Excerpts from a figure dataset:

--- BEGIN ---

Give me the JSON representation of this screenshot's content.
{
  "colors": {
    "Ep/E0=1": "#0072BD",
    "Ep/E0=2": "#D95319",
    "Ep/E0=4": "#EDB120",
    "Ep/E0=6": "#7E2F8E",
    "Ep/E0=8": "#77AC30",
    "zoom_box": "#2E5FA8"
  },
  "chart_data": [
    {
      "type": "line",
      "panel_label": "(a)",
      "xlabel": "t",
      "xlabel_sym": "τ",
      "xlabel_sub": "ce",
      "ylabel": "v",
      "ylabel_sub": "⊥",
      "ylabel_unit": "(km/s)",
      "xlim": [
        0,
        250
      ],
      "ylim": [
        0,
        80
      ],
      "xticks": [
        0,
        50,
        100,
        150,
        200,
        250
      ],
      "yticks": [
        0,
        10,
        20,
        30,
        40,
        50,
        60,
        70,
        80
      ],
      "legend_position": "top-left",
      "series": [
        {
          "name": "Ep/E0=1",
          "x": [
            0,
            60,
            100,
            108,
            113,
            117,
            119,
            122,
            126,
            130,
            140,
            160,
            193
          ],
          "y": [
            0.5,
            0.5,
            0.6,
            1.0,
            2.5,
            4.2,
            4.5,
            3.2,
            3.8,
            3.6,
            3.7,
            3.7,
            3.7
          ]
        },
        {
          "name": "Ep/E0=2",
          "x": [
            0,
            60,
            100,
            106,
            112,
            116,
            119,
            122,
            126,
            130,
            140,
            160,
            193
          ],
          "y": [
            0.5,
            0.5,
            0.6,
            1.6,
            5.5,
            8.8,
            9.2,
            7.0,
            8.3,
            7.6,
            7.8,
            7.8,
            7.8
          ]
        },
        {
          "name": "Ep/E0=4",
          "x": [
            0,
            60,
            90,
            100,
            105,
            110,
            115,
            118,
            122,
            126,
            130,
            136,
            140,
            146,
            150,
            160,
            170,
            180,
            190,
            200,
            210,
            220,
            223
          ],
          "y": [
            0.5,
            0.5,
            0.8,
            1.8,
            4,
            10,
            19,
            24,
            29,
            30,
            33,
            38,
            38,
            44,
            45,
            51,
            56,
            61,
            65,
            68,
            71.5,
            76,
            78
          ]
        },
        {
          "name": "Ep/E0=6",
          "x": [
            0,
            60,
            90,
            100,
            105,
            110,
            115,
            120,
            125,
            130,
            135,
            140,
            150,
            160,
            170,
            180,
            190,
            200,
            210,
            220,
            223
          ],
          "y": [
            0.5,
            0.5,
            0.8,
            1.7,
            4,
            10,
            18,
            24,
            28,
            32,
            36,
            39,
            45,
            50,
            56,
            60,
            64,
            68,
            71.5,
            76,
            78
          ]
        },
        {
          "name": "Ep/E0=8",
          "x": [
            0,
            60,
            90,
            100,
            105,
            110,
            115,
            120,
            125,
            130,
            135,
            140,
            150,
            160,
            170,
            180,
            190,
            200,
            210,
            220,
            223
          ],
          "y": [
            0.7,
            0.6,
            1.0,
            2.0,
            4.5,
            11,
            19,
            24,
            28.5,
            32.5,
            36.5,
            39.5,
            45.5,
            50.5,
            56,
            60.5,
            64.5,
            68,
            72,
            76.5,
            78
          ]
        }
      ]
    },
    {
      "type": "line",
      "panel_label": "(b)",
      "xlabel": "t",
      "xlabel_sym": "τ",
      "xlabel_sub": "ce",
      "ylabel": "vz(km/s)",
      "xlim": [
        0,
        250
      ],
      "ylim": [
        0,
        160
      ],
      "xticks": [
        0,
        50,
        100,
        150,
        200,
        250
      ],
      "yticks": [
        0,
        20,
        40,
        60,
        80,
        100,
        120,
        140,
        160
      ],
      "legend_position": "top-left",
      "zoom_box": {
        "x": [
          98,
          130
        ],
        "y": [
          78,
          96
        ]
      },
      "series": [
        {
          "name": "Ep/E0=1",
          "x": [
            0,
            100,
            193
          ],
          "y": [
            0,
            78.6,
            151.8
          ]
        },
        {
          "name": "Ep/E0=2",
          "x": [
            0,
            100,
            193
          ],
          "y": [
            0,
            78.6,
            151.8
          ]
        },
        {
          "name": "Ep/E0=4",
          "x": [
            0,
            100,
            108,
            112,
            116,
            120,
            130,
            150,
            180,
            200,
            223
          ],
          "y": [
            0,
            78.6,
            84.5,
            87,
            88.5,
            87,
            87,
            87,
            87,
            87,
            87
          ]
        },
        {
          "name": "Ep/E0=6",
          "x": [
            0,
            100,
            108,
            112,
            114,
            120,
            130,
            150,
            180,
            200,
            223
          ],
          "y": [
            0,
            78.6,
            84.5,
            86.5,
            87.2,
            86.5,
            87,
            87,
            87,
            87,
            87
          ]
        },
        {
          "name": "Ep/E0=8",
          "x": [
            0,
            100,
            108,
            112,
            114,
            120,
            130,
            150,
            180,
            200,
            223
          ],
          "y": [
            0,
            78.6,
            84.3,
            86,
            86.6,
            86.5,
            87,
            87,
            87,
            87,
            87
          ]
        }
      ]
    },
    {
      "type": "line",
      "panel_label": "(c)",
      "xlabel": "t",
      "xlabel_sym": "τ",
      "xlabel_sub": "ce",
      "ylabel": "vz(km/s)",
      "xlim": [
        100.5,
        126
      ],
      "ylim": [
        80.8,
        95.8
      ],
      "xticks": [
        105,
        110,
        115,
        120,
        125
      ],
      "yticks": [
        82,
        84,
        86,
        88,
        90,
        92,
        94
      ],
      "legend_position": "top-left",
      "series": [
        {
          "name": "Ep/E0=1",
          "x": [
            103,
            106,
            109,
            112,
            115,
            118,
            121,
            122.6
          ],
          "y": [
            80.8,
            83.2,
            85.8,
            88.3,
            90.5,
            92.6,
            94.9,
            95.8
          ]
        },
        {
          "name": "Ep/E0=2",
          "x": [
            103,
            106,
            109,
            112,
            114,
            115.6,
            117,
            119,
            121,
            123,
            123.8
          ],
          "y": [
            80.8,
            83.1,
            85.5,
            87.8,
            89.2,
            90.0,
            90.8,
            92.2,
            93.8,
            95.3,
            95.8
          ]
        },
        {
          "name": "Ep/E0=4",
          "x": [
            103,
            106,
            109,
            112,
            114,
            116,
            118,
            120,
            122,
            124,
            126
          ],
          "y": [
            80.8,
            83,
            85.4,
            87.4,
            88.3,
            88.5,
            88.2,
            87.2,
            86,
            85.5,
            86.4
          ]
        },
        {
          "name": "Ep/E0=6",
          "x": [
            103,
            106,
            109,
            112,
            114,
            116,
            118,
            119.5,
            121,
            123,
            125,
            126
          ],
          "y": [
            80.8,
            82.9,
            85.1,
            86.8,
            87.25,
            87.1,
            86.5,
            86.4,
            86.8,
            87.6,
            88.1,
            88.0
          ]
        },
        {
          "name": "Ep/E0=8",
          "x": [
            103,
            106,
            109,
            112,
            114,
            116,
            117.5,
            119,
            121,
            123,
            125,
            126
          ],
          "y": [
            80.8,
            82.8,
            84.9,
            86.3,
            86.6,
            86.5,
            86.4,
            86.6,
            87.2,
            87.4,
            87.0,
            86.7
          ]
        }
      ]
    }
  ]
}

--- END ---

→ **Written exercise**
From the records above, extract everything verbatim.

→ **Written solution**
Give me the JSON representation of this screenshot's content.
{
  "colors": {
    "Ep/E0=1": "#0072BD",
    "Ep/E0=2": "#D95319",
    "Ep/E0=4": "#EDB120",
    "Ep/E0=6": "#7E2F8E",
    "Ep/E0=8": "#77AC30",
    "zoom_box": "#2E5FA8"
  },
  "chart_data": [
    {
      "type": "line",
      "panel_label": "(a)",
      "xlabel": "t",
      "xlabel_sym": "τ",
      "xlabel_sub": "ce",
      "ylabel": "v",
      "ylabel_sub": "⊥",
      "ylabel_unit": "(km/s)",
      "xlim": [
        0,
        250
      ],
      "ylim": [
        0,
        80
      ],
      "xticks": [
        0,
        50,
        100,
        150,
        200,
        250
      ],
      "yticks": [
        0,
        10,
        20,
        30,
        40,
        50,
        60,
        70,
        80
      ],
      "legend_position": "top-left",
      "series": [
        {
          "name": "Ep/E0=1",
          "x": [
            0,
            60,
            100,
            108,
            113,
            117,
            119,
            122,
            126,
            130,
            140,
            160,
            193
          ],
          "y": [
            0.5,
            0.5,
            0.6,
            1.0,
            2.5,
            4.2,
            4.5,
            3.2,
            3.8,
            3.6,
            3.7,
            3.7,
            3.7
          ]
        },
        {
          "name": "Ep/E0=2",
          "x": [
            0,
            60,
            100,
            106,
            112,
            116,
            119,
            122,
            126,
            130,
            140,
            160,
            193
          ],
          "y": [
            0.5,
            0.5,
            0.6,
            1.6,
            5.5,
            8.8,
            9.2,
            7.0,
            8.3,
            7.6,
            7.8,
            7.8,
            7.8
          ]
        },
        {
          "name": "Ep/E0=4",
          "x": [
            0,
            60,
            90,
            100,
            105,
            110,
            115,
            118,
            122,
            126,
            130,
            136,
            140,
            146,
            150,
            160,
            170,
            180,
            190,
            200,
            210,
            220,
            223
          ],
          "y": [
            0.5,
            0.5,
            0.8,
            1.8,
            4,
            10,
            19,
            24,
            29,
            30,
            33,
            38,
            38,
            44,
            45,
            51,
            56,
            61,
            65,
            68,
            71.5,
            76,
            78
          ]
        },
        {
          "name": "Ep/E0=6",
          "x": [
            0,
            60,
            90,
            100,
            105,
            110,
            115,
            120,
            125,
            130,
            135,
            140,
            150,
            160,
            170,
            180,
            190,
            200,
            210,
            220,
            223
          ],
          "y": [
            0.5,
            0.5,
            0.8,
            1.7,
            4,
            10,
            18,
            24,
            28,
            32,
            36,
            39,
            45,
            50,
            56,
            60,
            64,
            68,
            71.5,
            76,
            78
          ]
        },
        {
          "name": "Ep/E0=8",
          "x": [
            0,
            60,
            90,
            100,
            105,
            110,
            115,
            120,
            125,
            130,
            135,
            140,
            150,
            160,
            170,
            180,
            190,
            200,
            210,
            220,
            223
          ],
          "y": [
            0.7,
            0.6,
            1.0,
            2.0,
            4.5,
            11,
            19,
            24,
            28.5,
            32.5,
            36.5,
            39.5,
            45.5,
            50.5,
            56,
            60.5,
            64.5,
            68,
            72,
            76.5,
            78
          ]
        }
      ]
    },
    {
      "type": "line",
      "panel_label": "(b)",
      "xlabel": "t",
      "xlabel_sym": "τ",
      "xlabel_sub": "ce",
      "ylabel": "vz(km/s)",
      "xlim": [
        0,
        250
      ],
      "ylim": [
        0,
        160
      ],
      "xticks": [
        0,
        50,
        100,
        150,
        200,
        250
      ],
      "yticks": [
        0,
        20,
        40,
        60,
        80,
        100,
        120,
        140,
        160
      ],
      "legend_position": "top-left",
      "zoom_box": {
        "x": [
          98,
          130
        ],
        "y": [
          78,
          96
        ]
      },
      "series": [
        {
          "name": "Ep/E0=1",
          "x": [
            0,
            100,
            193
          ],
          "y": [
            0,
            78.6,
            151.8
          ]
        },
        {
          "name": "Ep/E0=2",
          "x": [
            0,
            100,
            193
          ],
          "y": [
            0,
            78.6,
            151.8
          ]
        },
        {
          "name": "Ep/E0=4",
          "x": [
            0,
            100,
            108,
            112,
            116,
            120,
            130,
            150,
            180,
            200,
            223
          ],
          "y": [
            0,
            78.6,
            84.5,
            87,
            88.5,
            87,
            87,
            87,
            87,
            87,
            87
          ]
        },
        {
          "name": "Ep/E0=6",
          "x": [
            0,
            100,
            108,
            112,
            114,
            120,
            130,
            150,
            180,
            200,
            223
          ],
          "y": [
            0,
            78.6,
            84.5,
            86.5,
            87.2,
            86.5,
            87,
            87,
            87,
            87,
            87
          ]
        },
        {
          "name": "Ep/E0=8",
          "x": [
            0,
            100,
            108,
            112,
            114,
            120,
            130,
            150,
            180,
            200,
            223
          ],
          "y": [
            0,
            78.6,
            84.3,
            86,
            86.6,
            86.5,
            87,
            87,
            87,
            87,
            87
          ]
        }
      ]
    },
    {
      "type": "line",
      "panel_label": "(c)",
      "xlabel": "t",
      "xlabel_sym": "τ",
      "xlabel_sub": "ce",
      "ylabel": "vz(km/s)",
      "xlim": [
        100.5,
        126
      ],
      "ylim": [
        80.8,
        95.8
      ],
      "xticks": [
        105,
        110,
        115,
        120,
        125
      ],
      "yticks": [
        82,
        84,
        86,
        88,
        90,
        92,
        94
      ],
      "legend_position": "top-left",
      "series": [
        {
          "name": "Ep/E0=1",
          "x": [
            103,
            106,
            109,
            112,
            115,
            118,
            121,
            122.6
          ],
          "y": [
            80.8,
            83.2,
            85.8,
            88.3,
            90.5,
            92.6,
            94.9,
            95.8
          ]
        },
        {
          "name": "Ep/E0=2",
          "x": [
            103,
            106,
            109,
            112,
            114,
            115.6,
            117,
            119,
            121,
            123,
            123.8
          ],
          "y": [
            80.8,
            83.1,
            85.5,
            87.8,
            89.2,
            90.0,
            90.8,
            92.2,
            93.8,
            95.3,
            95.8
          ]
        },
        {
          "name": "Ep/E0=4",
          "x": [
            103,
            106,
            109,
            112,
            114,
            116,
            118,
            120,
            122,
            124,
            126
          ],
          "y": [
            80.8,
            83,
            85.4,
            87.4,
            88.3,
            88.5,
            88.2,
            87.2,
            86,
            85.5,
            86.4
          ]
        },
        {
          "name": "Ep/E0=6",
          "x": [
            103,
            106,
            109,
            112,
            114,
            116,
            118,
            119.5,
            121,
            123,
            125,
            126
          ],
          "y": [
            80.8,
            82.9,
            85.1,
            86.8,
            87.25,
            87.1,
            86.5,
            86.4,
            86.8,
            87.6,
            88.1,
            88.0
          ]
        },
        {
          "name": "Ep/E0=8",
          "x": [
            103,
            106,
            109,
            112,
            114,
            116,
            117.5,
            119,
            121,
            123,
            125,
            126
          ],
          "y": [
            80.8,
            82.8,
            84.9,
            86.3,
            86.6,
            86.5,
            86.4,
            86.6,
            87.2,
            87.4,
            87.0,
            86.7
          ]
        }
      ]
    }
  ]
}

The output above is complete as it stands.